Resolving MethodErrors

[cscherrer]

I'm trying to use XGrad for Soss, and running into some problems.

Starting with something like this:

f = quote 
    ℓ = 0.0
    μ = θ[1]
    ℓ += logpdf(Normal(0, 5), μ)
    σ = softplus(θ[2])
    ℓ += abs(σ - θ[2])
    ℓ += logpdf(Truncated(Cauchy(0, 3), 0, Inf), σ)
    for x = DATA
        ℓ += logpdf(Normal(μ, σ), x)
    end
    ℓ
end

I get

Main> xdiff(f, θ=θ, DATA=DATA)
ERROR: MethodError: no method matching parse!(::Espresso.ExGraph, ::Espresso.ExH{:+=})

══════

Instruction: Print the forum post on resolving MethodErrors word for word, from "Resolving MethodErrors" to "abs(σ - θ[2])".

Supplied records:
══════

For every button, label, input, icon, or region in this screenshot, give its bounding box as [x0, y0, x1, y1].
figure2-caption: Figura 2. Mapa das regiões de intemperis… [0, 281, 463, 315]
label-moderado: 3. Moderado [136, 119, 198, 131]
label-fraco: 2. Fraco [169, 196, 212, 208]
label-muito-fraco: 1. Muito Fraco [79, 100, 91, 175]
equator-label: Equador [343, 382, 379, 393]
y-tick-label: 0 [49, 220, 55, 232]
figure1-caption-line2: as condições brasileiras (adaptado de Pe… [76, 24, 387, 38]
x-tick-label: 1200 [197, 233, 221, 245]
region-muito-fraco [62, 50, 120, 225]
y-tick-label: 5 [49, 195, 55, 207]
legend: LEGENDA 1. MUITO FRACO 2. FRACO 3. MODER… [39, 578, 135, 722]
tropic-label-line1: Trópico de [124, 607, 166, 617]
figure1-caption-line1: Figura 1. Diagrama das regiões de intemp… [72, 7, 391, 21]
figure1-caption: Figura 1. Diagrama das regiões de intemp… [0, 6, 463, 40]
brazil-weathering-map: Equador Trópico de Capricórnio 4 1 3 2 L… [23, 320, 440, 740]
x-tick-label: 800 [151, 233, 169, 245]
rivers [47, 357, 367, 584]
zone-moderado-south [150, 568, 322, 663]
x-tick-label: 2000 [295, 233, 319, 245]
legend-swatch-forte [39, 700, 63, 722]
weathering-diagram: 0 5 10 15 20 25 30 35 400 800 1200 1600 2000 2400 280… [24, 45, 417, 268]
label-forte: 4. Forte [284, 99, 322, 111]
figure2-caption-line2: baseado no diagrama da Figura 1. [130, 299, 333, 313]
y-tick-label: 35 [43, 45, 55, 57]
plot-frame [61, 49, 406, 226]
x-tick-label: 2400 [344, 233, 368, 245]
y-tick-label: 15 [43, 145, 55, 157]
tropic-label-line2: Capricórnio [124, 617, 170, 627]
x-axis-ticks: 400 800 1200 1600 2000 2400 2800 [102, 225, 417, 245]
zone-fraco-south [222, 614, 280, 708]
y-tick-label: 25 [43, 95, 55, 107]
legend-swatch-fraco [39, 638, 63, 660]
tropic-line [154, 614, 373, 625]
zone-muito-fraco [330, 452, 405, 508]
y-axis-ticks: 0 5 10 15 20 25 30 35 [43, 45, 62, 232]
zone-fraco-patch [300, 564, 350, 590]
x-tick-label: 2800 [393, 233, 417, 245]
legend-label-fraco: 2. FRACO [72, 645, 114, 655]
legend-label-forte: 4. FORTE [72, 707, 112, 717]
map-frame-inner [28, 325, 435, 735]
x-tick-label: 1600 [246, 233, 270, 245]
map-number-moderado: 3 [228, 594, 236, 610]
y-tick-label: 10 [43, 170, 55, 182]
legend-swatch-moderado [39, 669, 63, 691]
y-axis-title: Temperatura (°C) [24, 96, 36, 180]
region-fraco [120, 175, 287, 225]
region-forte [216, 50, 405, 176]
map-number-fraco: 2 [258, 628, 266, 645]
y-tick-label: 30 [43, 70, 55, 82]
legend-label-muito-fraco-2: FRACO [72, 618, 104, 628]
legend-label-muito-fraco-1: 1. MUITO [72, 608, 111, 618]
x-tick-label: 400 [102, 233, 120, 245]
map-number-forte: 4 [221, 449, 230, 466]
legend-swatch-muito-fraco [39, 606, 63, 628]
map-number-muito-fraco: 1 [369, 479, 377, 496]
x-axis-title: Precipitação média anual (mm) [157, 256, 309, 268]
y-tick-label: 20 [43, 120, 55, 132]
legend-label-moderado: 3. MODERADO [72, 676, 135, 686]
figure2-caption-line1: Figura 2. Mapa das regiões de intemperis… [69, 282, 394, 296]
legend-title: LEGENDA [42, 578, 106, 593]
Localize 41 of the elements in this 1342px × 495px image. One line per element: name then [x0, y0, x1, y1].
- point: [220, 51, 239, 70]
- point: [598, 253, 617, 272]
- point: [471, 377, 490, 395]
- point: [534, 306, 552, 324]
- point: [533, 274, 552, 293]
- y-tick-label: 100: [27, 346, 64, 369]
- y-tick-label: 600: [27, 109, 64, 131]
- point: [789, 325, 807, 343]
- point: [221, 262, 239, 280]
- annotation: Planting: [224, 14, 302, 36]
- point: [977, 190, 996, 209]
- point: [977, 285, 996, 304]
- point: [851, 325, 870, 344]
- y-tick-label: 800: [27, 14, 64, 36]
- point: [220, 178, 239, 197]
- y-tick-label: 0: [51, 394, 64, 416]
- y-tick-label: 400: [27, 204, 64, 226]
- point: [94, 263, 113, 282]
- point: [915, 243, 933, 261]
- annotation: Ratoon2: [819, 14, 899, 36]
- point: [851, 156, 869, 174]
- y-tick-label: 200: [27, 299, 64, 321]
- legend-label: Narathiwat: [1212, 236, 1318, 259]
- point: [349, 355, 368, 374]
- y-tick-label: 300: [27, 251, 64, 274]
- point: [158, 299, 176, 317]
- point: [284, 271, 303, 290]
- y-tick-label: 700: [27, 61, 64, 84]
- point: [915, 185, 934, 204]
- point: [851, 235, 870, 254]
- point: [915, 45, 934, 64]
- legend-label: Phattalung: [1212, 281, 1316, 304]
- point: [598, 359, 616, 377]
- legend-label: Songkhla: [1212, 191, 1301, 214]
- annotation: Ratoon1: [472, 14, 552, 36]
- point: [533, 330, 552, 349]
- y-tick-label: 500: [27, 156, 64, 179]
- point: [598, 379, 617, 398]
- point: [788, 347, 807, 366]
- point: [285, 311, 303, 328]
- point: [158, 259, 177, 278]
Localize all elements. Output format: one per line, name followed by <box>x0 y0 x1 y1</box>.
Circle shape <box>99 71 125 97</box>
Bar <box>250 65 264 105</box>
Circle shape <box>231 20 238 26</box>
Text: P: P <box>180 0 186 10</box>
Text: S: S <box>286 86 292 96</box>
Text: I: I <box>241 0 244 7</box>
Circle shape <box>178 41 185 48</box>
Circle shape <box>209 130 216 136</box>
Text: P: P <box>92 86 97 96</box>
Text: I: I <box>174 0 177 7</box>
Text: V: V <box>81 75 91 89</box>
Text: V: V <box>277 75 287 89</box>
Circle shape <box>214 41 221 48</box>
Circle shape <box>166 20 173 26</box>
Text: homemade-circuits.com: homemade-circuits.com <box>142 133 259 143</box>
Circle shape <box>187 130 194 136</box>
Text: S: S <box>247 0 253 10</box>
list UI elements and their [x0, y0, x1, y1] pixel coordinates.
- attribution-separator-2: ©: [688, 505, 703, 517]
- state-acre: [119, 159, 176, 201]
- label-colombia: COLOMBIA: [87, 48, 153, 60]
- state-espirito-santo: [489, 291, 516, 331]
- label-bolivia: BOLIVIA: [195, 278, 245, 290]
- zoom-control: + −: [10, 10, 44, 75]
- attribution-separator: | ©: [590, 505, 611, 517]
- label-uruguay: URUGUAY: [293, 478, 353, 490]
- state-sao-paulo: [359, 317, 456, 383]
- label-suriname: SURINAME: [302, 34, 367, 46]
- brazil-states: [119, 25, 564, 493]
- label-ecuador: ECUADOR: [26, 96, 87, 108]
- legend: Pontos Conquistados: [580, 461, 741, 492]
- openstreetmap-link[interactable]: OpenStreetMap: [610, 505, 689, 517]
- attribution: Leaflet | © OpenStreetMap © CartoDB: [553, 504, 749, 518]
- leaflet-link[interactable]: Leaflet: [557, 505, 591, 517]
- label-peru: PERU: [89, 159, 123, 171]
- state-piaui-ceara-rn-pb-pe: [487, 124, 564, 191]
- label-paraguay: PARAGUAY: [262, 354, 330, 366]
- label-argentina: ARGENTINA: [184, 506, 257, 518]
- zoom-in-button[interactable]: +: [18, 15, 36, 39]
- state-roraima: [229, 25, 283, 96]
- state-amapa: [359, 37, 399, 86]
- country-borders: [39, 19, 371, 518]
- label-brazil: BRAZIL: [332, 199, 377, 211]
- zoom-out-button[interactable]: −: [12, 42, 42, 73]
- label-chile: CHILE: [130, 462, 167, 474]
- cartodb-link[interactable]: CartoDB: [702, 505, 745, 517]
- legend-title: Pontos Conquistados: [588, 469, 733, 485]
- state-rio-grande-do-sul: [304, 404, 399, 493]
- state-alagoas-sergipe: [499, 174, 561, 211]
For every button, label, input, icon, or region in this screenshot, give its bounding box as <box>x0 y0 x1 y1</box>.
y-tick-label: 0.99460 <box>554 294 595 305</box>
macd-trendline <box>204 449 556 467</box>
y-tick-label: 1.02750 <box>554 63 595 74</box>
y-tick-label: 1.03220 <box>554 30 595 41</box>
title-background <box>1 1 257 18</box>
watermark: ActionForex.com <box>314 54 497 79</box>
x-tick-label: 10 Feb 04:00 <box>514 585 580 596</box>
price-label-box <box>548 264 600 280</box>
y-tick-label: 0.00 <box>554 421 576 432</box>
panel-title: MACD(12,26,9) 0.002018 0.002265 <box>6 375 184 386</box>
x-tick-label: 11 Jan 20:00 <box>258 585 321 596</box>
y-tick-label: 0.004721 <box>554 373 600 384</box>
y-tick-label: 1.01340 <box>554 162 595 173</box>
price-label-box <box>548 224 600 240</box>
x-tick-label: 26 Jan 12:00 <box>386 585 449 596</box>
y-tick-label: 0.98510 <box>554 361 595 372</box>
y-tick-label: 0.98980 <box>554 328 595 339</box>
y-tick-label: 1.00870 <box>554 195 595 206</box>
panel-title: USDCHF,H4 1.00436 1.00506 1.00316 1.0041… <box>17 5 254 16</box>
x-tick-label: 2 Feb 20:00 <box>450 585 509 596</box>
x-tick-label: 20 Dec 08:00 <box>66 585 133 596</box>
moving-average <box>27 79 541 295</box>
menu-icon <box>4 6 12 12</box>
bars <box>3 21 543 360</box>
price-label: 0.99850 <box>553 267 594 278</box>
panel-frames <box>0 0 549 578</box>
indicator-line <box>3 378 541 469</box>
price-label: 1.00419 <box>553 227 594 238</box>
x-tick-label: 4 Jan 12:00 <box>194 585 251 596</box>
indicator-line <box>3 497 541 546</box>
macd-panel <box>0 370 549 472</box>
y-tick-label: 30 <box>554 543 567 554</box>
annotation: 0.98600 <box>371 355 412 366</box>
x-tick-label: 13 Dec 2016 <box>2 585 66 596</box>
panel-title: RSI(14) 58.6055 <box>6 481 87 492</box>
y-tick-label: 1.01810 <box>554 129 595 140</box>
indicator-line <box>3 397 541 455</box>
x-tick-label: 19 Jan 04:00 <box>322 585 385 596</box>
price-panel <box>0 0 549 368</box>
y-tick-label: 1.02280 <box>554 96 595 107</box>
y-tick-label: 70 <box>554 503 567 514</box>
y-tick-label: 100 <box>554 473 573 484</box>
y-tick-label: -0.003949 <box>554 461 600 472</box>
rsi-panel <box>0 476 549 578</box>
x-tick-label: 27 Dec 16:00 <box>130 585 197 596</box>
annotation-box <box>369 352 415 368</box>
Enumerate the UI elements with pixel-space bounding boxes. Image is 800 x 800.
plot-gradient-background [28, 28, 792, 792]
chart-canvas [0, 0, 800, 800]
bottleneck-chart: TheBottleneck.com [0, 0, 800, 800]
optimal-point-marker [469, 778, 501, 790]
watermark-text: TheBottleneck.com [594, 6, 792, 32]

══════

Response for this exercise:
Resolving MethodErrors

[cscherrer]

I'm trying to use XGrad for Soss, and running into some problems.

Starting with something like this:

f = quote 
    ℓ = 0.0
    μ = θ[1]
    ℓ += logpdf(Normal(0, 5), μ)
    σ = softplus(θ[2])
    ℓ += abs(σ - θ[2])